Sayfa alıntısı:
/---
Evcilleştirilip istenmeyen canlar, hiçbir canlı hayatı boyunca sokakta yaşayıp doğa değil sokak, yani beton zeminler ve binalardan bahsediyorum. Yarı aç yarı tok ve hasta olarak gezip, o kadar sevgiye muhtaçken belki de başı okşanmadan ölmeyi hak etmez.
Düşünsenize; sokakta yaşıyorsunuz, dilinizi kimse anlamıyor, herkes itip kakıyor, yemek bulmak için çöp eşeliyorsunuz ve bir yeriniz kesiliyor, parçalanıyor. Hasta oluyorsunuz ama yardım isteyemiyorsunuz. Kışın soğuktan donuyor olsanız bile her yer bina, kapılar kapalı, sığınacak yer yok…
Daha da kötüsü aşağılık bir canlı gelip tecavüz ediyor ve iç organlarınız parçalanarak ölüyorsunuz…
Hayvanlar doğada, kendi habitatında yaşamalı ama insanoğlu onlara yaşam alanı bırakmadı. Önce evcilleştirdi fakat şimdi istemiyor. Hayat kimseye adil değil ama onların seçim yapma hakkı bile yok. Onların bizi anlamaları, işimizi görmelerini kendi lehimize kullandık, bizim için koyunları korur, kızak çekerler, hatta arama kurtarma faaliyetlerinin köpeksiz yapılması neredeyse mümkün değildir. Ayrıca içgüdüleri de her zaman insanları korumaya yöneliktir. Kendi insanları olarak gördüğü kişiyi korumak için her şeyi yaparlar. Küçücük bir tür bile olsa, o an aslan kesilir…
İnsanları memnun etmeye o kadar odaklıdırlar ki eğitimler sonucunda insanlara itaat ederler, onları liderleri olarak görürler. Hatta birçoğu, eğitime fazlasıyla açıktır. Günümüz koşullarında sokakta yaşayan bir köpeğe biraz ilgi gösterip her gün eve girip çıkarken onunla yarım saat geçirseniz, bir süre sonra komutlarınıza uyduğunu görebilirsiniz. Tabi bunun için onu gerçekten sevdiğinizi hissetmeli. Bir canlıya elbette bağırarak ya da döverek de bir şeyleri yaptırabilirsiniz lakin öğretemezsiniz. Sizden korktuğu için yanınızda istemediğiniz davranışları göstermeyebilir fakat siz olmadığınızda emin olun ki bu davranışları tekrar edecektir. Peki, sadece sizin yanınızda kurallarınıza uyması eğitim midir?
Hayır, eğitim değil bu tamamıyla saf bir korkudur. Sevgi ve ilgiyle yaklaşıldığında eğitim alamayacak köpek yoktur. Kimi zor, kimi çok kolay öğrenir, kimi inatçıdır fakat eninde sonunda komutlarınızı anlar ve öğrenirler. Tabi bunun için de insanın, gereken sabrı gösterebilecek ve eğitim verebilecek kapasiteye sahip olması gerekir. Gelişmiş bir kapasiteden bahsetmiyorum. Demeye çalıştığım şey, köpeklerin “bazı insanlardan” daha üstün algı ve kapasiteye sahip oldukları bir gün ispat edilirse asla şaşırmayacağım.
\---
Görev girdisi:
/---
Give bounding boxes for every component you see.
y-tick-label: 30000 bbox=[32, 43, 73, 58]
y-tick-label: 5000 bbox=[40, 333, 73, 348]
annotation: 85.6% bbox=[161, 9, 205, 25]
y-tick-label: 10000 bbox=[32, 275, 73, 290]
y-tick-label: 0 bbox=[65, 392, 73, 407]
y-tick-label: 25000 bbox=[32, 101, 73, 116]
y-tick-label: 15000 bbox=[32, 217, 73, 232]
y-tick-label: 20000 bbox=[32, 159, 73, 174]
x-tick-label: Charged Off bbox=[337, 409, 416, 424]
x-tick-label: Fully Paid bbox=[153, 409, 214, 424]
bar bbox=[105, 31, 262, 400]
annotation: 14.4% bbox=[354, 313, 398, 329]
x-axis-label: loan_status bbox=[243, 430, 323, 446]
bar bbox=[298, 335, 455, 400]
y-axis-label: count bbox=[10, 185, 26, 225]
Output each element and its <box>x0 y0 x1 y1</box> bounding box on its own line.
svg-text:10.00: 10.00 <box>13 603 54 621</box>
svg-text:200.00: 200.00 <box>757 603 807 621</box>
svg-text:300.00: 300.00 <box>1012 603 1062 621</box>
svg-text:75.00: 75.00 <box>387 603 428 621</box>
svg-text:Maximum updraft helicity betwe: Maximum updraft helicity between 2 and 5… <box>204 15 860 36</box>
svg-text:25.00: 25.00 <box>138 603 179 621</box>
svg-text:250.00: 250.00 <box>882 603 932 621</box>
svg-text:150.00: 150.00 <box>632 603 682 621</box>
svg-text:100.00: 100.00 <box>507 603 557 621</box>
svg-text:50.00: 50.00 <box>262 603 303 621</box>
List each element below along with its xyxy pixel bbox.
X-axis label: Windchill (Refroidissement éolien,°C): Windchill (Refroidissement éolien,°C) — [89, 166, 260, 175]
\---
Aşağıdakileri tamamlayın:
1. Sokak hayvanları üzerine yazıdan "Hayır, eğitim değil" ile başlayıp "edilirse asla şaşırmayacağım." ifadesine kadar devam eden bölümü değiştirmeden alıntılayın.
2. Kayıtlarda "axis" dizesini içeren bütün satırları bir araya toplayın. Büyük ve küçük harf ayrımı dikkate alınır.

Alıştırma sonuçları:
1.
Hayır, eğitim değil bu tamamıyla saf bir korkudur. Sevgi ve ilgiyle yaklaşıldığında eğitim alamayacak köpek yoktur. Kimi zor, kimi çok kolay öğrenir, kimi inatçıdır fakat eninde sonunda komutlarınızı anlar ve öğrenirler. Tabi bunun için de insanın, gereken sabrı gösterebilecek ve eğitim verebilecek kapasiteye sahip olması gerekir. Gelişmiş bir kapasiteden bahsetmiyorum. Demeye çalıştığım şey, köpeklerin “bazı insanlardan” daha üstün algı ve kapasiteye sahip oldukları bir gün ispat edilirse asla şaşırmayacağım.

2.
x-axis-label: loan_status bbox=[243, 430, 323, 446]
y-axis-label: count bbox=[10, 185, 26, 225]
X-axis label: Windchill (Refroidissement éolien,°C): Windchill (Refroidissement éolien,°C) — [89, 166, 260, 175]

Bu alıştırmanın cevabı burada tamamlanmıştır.